Please duplicate each of the following entries line for line, leaving out the pictures.

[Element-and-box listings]
● ● ● ●
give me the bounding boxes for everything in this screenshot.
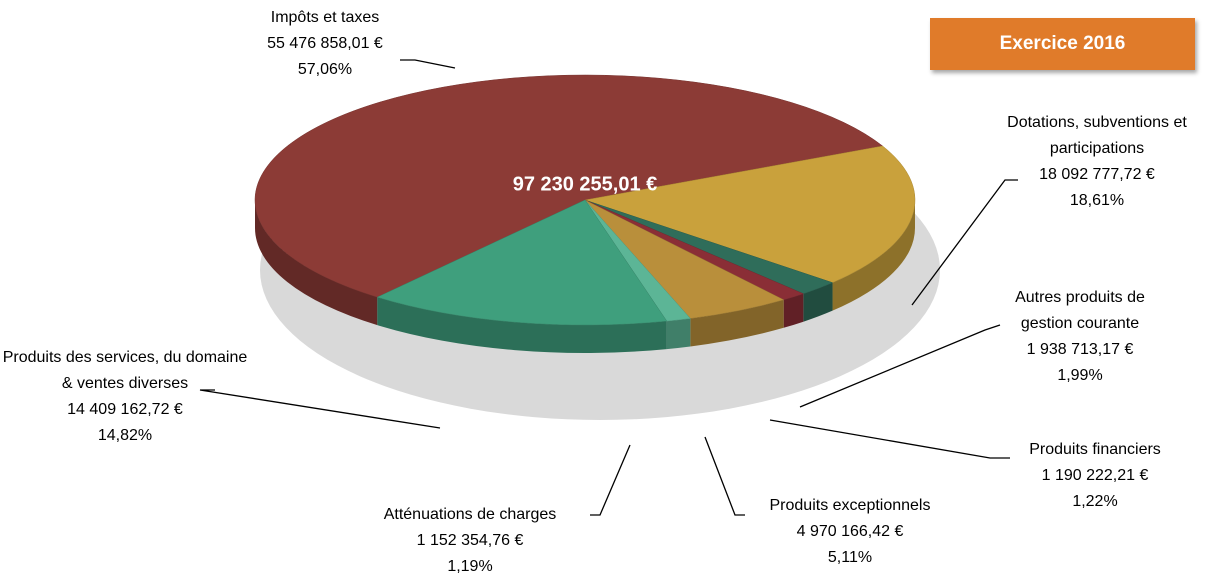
- label-name: Produits des services, du domaine & vent…: [2, 349, 248, 392]
- leader-line: [799, 324, 1001, 408]
- label-name: Impôts et taxes: [270, 9, 380, 26]
- slice: [584, 145, 916, 283]
- leader-line: [590, 444, 631, 516]
- slice-label: Produits exceptionnels 4 970 166,42 € 5,11…: [740, 493, 960, 571]
- slice-label: Dotations, subventions et participations…: [997, 110, 1197, 214]
- label-name: Autres produits de gestion courante: [1015, 289, 1145, 332]
- slice-side: [666, 318, 691, 350]
- label-amount: 1 152 354,76 €: [416, 532, 524, 549]
- slice-side: [832, 200, 915, 311]
- label-percent: 1,22%: [1072, 493, 1118, 510]
- label-percent: 1,19%: [447, 558, 493, 575]
- leader-line: [400, 59, 456, 69]
- slice: [376, 199, 668, 326]
- leader-lines: [199, 59, 1018, 516]
- label-name: Produits financiers: [1029, 441, 1161, 458]
- slice-side: [803, 282, 833, 322]
- leader-line: [911, 179, 1018, 306]
- label-percent: 1,99%: [1057, 367, 1103, 384]
- label-name: Produits exceptionnels: [769, 497, 931, 514]
- total-label: 97 230 255,01 €: [513, 173, 658, 195]
- label-amount: 55 476 858,01 €: [267, 35, 383, 52]
- slice-side: [377, 297, 667, 353]
- slice-side: [255, 200, 378, 326]
- label-amount: 4 970 166,42 €: [796, 523, 904, 540]
- slice: [254, 74, 884, 298]
- label-name: Atténuations de charges: [383, 506, 557, 523]
- label-percent: 5,11%: [827, 549, 873, 566]
- slice-label: Produits des services, du domaine & vent…: [0, 345, 250, 449]
- label-amount: 18 092 777,72 €: [1039, 166, 1155, 183]
- leader-line: [769, 419, 1010, 459]
- slice-label: Autres produits de gestion courante 1 938…: [990, 285, 1170, 389]
- label-amount: 1 190 222,21 €: [1041, 467, 1149, 484]
- pie: [254, 74, 916, 353]
- label-percent: 18,61%: [1069, 192, 1125, 209]
- label-amount: 1 938 713,17 €: [1026, 341, 1134, 358]
- slice-side: [783, 293, 804, 328]
- slice-label: Atténuations de charges 1 152 354,76 € 1,1…: [360, 502, 580, 580]
- slice-label: Produits financiers 1 190 222,21 € 1,22%: [995, 437, 1195, 515]
- year-badge: Exercice 2016: [930, 18, 1195, 70]
- leader-line: [704, 436, 745, 516]
- slice-side: [690, 299, 784, 347]
- slice-label: Impôts et taxes 55 476 858,01 € 57,06%: [225, 5, 425, 83]
- label-percent: 57,06%: [297, 61, 353, 78]
- label-amount: 14 409 162,72 €: [67, 401, 183, 418]
- leader-line: [199, 389, 441, 429]
- label-percent: 14,82%: [97, 427, 153, 444]
- label-name: Dotations, subventions et participations: [1007, 114, 1187, 157]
● ● ● ●
Result of the task ▸
give me the bounding boxes for everything in this screenshot.
- label-name: Produits des services, du domaine & vent…: [2, 349, 248, 392]
- leader-line: [799, 324, 1001, 408]
- label-name: Impôts et taxes: [270, 9, 380, 26]
- slice: [584, 145, 916, 283]
- leader-line: [590, 444, 631, 516]
- slice-label: Produits exceptionnels 4 970 166,42 € 5,11…: [740, 493, 960, 571]
- slice-label: Dotations, subventions et participations…: [997, 110, 1197, 214]
- label-name: Autres produits de gestion courante: [1015, 289, 1145, 332]
- slice-side: [666, 318, 691, 350]
- label-amount: 1 152 354,76 €: [416, 532, 524, 549]
- slice-side: [832, 200, 915, 311]
- label-percent: 1,22%: [1072, 493, 1118, 510]
- label-percent: 1,19%: [447, 558, 493, 575]
- leader-line: [400, 59, 456, 69]
- slice: [376, 199, 668, 326]
- leader-lines: [199, 59, 1018, 516]
- label-name: Produits financiers: [1029, 441, 1161, 458]
- slice-side: [803, 282, 833, 322]
- leader-line: [911, 179, 1018, 306]
- label-percent: 1,99%: [1057, 367, 1103, 384]
- label-name: Produits exceptionnels: [769, 497, 931, 514]
- total-label: 97 230 255,01 €: [513, 173, 658, 195]
- label-amount: 55 476 858,01 €: [267, 35, 383, 52]
- slice-side: [377, 297, 667, 353]
- slice-side: [255, 200, 378, 326]
- label-amount: 4 970 166,42 €: [796, 523, 904, 540]
- slice: [254, 74, 884, 298]
- label-name: Atténuations de charges: [383, 506, 557, 523]
- label-percent: 5,11%: [827, 549, 873, 566]
- slice-label: Produits des services, du domaine & vent…: [0, 345, 250, 449]
- label-amount: 18 092 777,72 €: [1039, 166, 1155, 183]
- leader-line: [769, 419, 1010, 459]
- slice-label: Autres produits de gestion courante 1 938…: [990, 285, 1170, 389]
- label-amount: 1 190 222,21 €: [1041, 467, 1149, 484]
- pie: [254, 74, 916, 353]
- label-percent: 18,61%: [1069, 192, 1125, 209]
- label-amount: 1 938 713,17 €: [1026, 341, 1134, 358]
- slice-side: [783, 293, 804, 328]
- slice-label: Atténuations de charges 1 152 354,76 € 1,1…: [360, 502, 580, 580]
- slice-label: Produits financiers 1 190 222,21 € 1,22%: [995, 437, 1195, 515]
- year-badge: Exercice 2016: [930, 18, 1195, 70]
- leader-line: [704, 436, 745, 516]
- slice-side: [690, 299, 784, 347]
- slice-label: Impôts et taxes 55 476 858,01 € 57,06%: [225, 5, 425, 83]
- label-percent: 57,06%: [297, 61, 353, 78]
- label-amount: 14 409 162,72 €: [67, 401, 183, 418]
- leader-line: [199, 389, 441, 429]
- label-percent: 14,82%: [97, 427, 153, 444]
- label-name: Dotations, subventions et participations: [1007, 114, 1187, 157]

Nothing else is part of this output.